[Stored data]
┄┄┄┄┄┄┄┄┄┄┄┄┄┄┄┄┄┄┄┄

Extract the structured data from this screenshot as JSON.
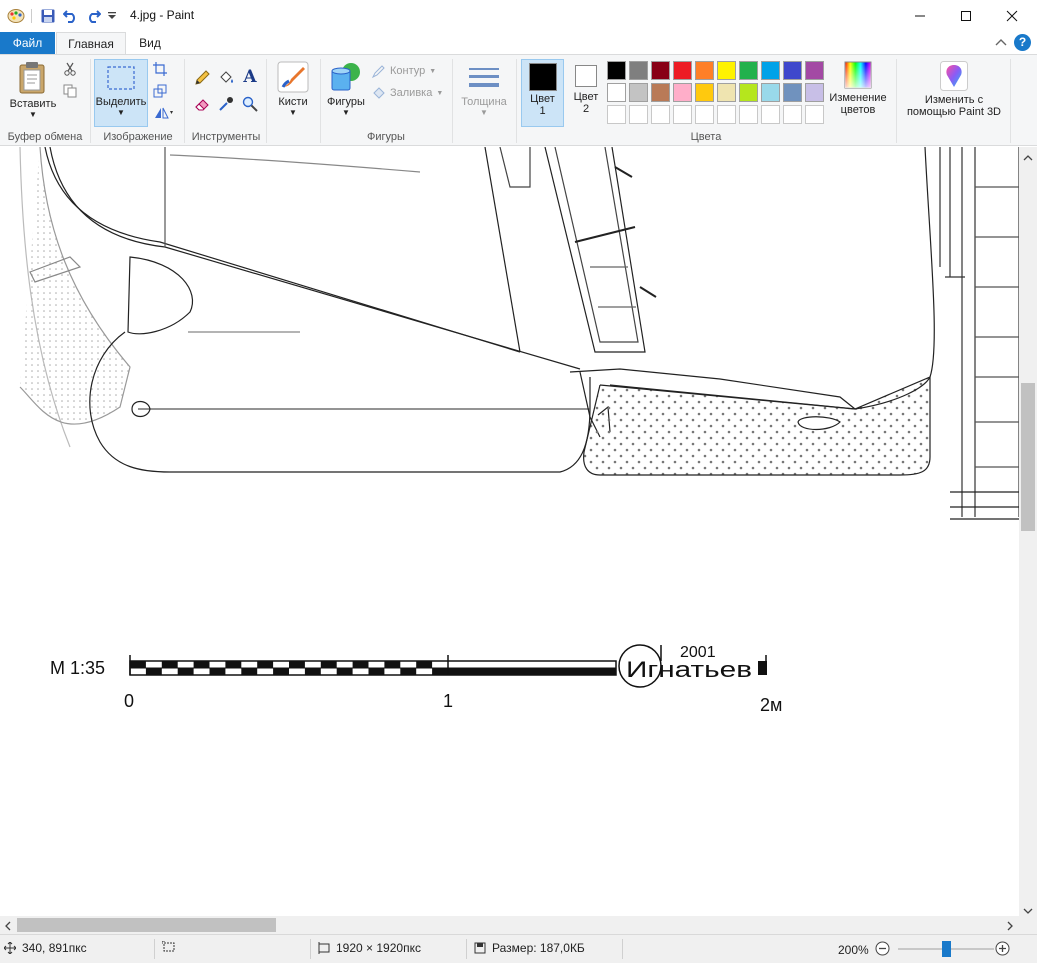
{
  "window": {
    "title": "4.jpg - Paint"
  },
  "tabs": {
    "file": "Файл",
    "home": "Главная",
    "view": "Вид"
  },
  "ribbon": {
    "clipboard": {
      "paste": "Вставить",
      "group": "Буфер обмена"
    },
    "image": {
      "select": "Выделить",
      "group": "Изображение"
    },
    "tools": {
      "group": "Инструменты"
    },
    "brushes": {
      "label": "Кисти"
    },
    "shapes": {
      "shapes": "Фигуры",
      "outline": "Контур",
      "fill": "Заливка",
      "group": "Фигуры"
    },
    "size": {
      "label": "Толщина"
    },
    "colors": {
      "color1_line1": "Цвет",
      "color1_line2": "1",
      "color2_line1": "Цвет",
      "color2_line2": "2",
      "edit_line1": "Изменение",
      "edit_line2": "цветов",
      "group": "Цвета",
      "color1_value": "#000000",
      "color2_value": "#ffffff",
      "palette_row1": [
        "#000000",
        "#7f7f7f",
        "#880015",
        "#ed1c24",
        "#ff7f27",
        "#fff200",
        "#22b14c",
        "#00a2e8",
        "#3f48cc",
        "#a349a4"
      ],
      "palette_row2": [
        "#ffffff",
        "#c3c3c3",
        "#b97a57",
        "#ffaec9",
        "#ffc90e",
        "#efe4b0",
        "#b5e61d",
        "#99d9ea",
        "#7092be",
        "#c8bfe7"
      ]
    },
    "paint3d": {
      "line1": "Изменить с",
      "line2": "помощью Paint 3D"
    }
  },
  "drawing": {
    "scale_label": "М 1:35",
    "tick_0": "0",
    "tick_1": "1",
    "tick_2": "2м",
    "author": "Игнатьев",
    "year": "2001"
  },
  "status": {
    "cursor": "340, 891пкс",
    "dimensions": "1920 × 1920пкс",
    "size": "Размер: 187,0КБ",
    "zoom": "200%",
    "zoom_fraction": 0.5
  }
}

┄┄┄┄┄┄┄┄┄┄┄┄┄┄┄┄┄┄┄┄

### [WRITTEN INSTRUCTION]
Extract every line that has the string "group" in it.

### [ANSWER TO THIS PROBLEM]
      "group": "Буфер обмена"
      "group": "Изображение"
      "group": "Инструменты"
      "group": "Фигуры"
      "group": "Цвета",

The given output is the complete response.